[Chart and figure data]

----

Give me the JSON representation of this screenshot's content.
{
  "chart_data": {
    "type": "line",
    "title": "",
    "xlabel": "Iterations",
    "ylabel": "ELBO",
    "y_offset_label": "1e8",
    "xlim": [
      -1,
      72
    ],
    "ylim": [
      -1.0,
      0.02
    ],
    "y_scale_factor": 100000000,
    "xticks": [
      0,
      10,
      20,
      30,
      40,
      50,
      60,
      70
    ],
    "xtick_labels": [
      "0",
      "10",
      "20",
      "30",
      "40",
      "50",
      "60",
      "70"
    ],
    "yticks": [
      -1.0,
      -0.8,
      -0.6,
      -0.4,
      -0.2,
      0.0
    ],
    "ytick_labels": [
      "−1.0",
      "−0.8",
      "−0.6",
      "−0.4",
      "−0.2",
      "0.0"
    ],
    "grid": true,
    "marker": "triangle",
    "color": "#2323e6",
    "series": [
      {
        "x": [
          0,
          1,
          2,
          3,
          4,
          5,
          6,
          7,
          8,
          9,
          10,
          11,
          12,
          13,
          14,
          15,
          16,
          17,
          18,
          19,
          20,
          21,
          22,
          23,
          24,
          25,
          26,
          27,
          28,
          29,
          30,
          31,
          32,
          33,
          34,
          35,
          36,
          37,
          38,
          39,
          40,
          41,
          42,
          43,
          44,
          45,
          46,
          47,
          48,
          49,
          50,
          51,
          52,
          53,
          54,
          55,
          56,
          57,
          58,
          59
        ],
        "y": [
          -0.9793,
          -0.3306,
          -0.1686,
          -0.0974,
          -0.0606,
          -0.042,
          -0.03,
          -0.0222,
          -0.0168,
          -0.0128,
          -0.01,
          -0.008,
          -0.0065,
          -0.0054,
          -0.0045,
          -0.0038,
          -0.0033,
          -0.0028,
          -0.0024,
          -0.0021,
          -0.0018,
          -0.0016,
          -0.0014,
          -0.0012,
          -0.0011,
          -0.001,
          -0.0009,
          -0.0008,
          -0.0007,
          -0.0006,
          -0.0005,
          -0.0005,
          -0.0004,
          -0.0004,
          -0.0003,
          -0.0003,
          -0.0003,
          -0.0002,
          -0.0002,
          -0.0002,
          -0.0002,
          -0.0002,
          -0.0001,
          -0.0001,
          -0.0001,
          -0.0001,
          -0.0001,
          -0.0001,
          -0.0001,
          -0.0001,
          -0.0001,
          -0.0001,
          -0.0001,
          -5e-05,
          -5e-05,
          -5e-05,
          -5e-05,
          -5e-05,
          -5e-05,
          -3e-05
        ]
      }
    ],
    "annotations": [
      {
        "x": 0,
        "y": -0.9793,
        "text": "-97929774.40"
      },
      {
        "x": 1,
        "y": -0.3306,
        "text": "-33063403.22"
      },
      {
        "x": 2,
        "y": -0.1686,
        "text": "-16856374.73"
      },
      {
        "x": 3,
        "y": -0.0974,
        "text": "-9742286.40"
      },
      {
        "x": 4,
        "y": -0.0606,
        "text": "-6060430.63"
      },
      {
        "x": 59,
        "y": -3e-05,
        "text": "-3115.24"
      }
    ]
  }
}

----

_INSTRUCTIONS FOR THE TASK:_ Report all lines of the material that contain the word "text".

_RESULT OF THIS EXERCISE:_
        "text": "-97929774.40"
        "text": "-33063403.22"
        "text": "-16856374.73"
        "text": "-9742286.40"
        "text": "-6060430.63"
        "text": "-3115.24"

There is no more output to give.